All of the records below must be output exactly, with no pictures carried over.

# TASK INPUT start

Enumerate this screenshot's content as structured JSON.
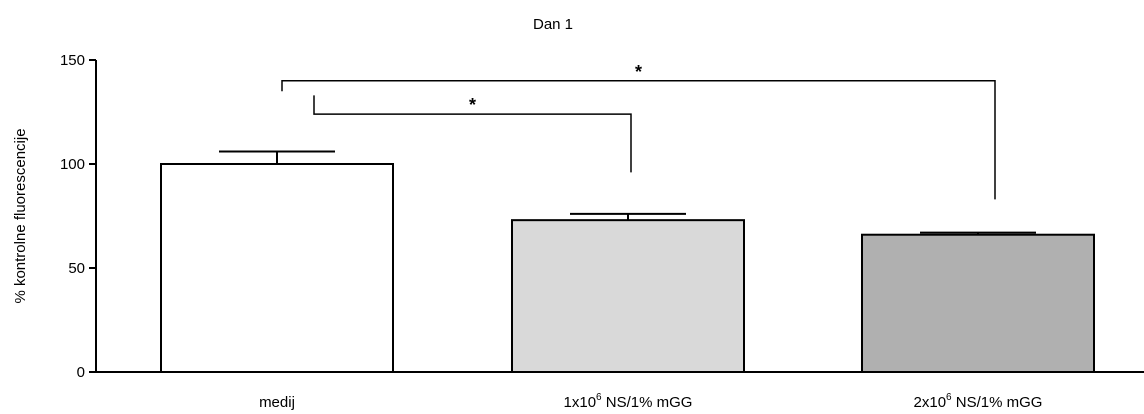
{
  "chart_data": {
    "type": "bar",
    "title": "Dan 1",
    "ylabel": "% kontrolne fluorescencije",
    "xlabel": "",
    "ylim": [
      0,
      150
    ],
    "yticks": [
      0,
      50,
      100,
      150
    ],
    "grid": false,
    "categories": [
      {
        "base": "medij",
        "sup": "",
        "rest": ""
      },
      {
        "base": "1x10",
        "sup": "6",
        "rest": " NS/1% mGG"
      },
      {
        "base": "2x10",
        "sup": "6",
        "rest": " NS/1% mGG"
      }
    ],
    "values": [
      100,
      73,
      66
    ],
    "errors": [
      6,
      3,
      1
    ],
    "colors": [
      "#ffffff",
      "#d9d9d9",
      "#b0b0b0"
    ],
    "significance": [
      {
        "from": 0,
        "to": 1,
        "label": "*",
        "level": 124
      },
      {
        "from": 0,
        "to": 2,
        "label": "*",
        "level": 140
      }
    ]
  }
}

# TASK INPUT end

ANSWER TO THIS PROBLEM:
Enumerate this screenshot's content as structured JSON.
{
  "chart_data": {
    "type": "bar",
    "title": "Dan 1",
    "ylabel": "% kontrolne fluorescencije",
    "xlabel": "",
    "ylim": [
      0,
      150
    ],
    "yticks": [
      0,
      50,
      100,
      150
    ],
    "grid": false,
    "categories": [
      {
        "base": "medij",
        "sup": "",
        "rest": ""
      },
      {
        "base": "1x10",
        "sup": "6",
        "rest": " NS/1% mGG"
      },
      {
        "base": "2x10",
        "sup": "6",
        "rest": " NS/1% mGG"
      }
    ],
    "values": [
      100,
      73,
      66
    ],
    "errors": [
      6,
      3,
      1
    ],
    "colors": [
      "#ffffff",
      "#d9d9d9",
      "#b0b0b0"
    ],
    "significance": [
      {
        "from": 0,
        "to": 1,
        "label": "*",
        "level": 124
      },
      {
        "from": 0,
        "to": 2,
        "label": "*",
        "level": 140
      }
    ]
  }
}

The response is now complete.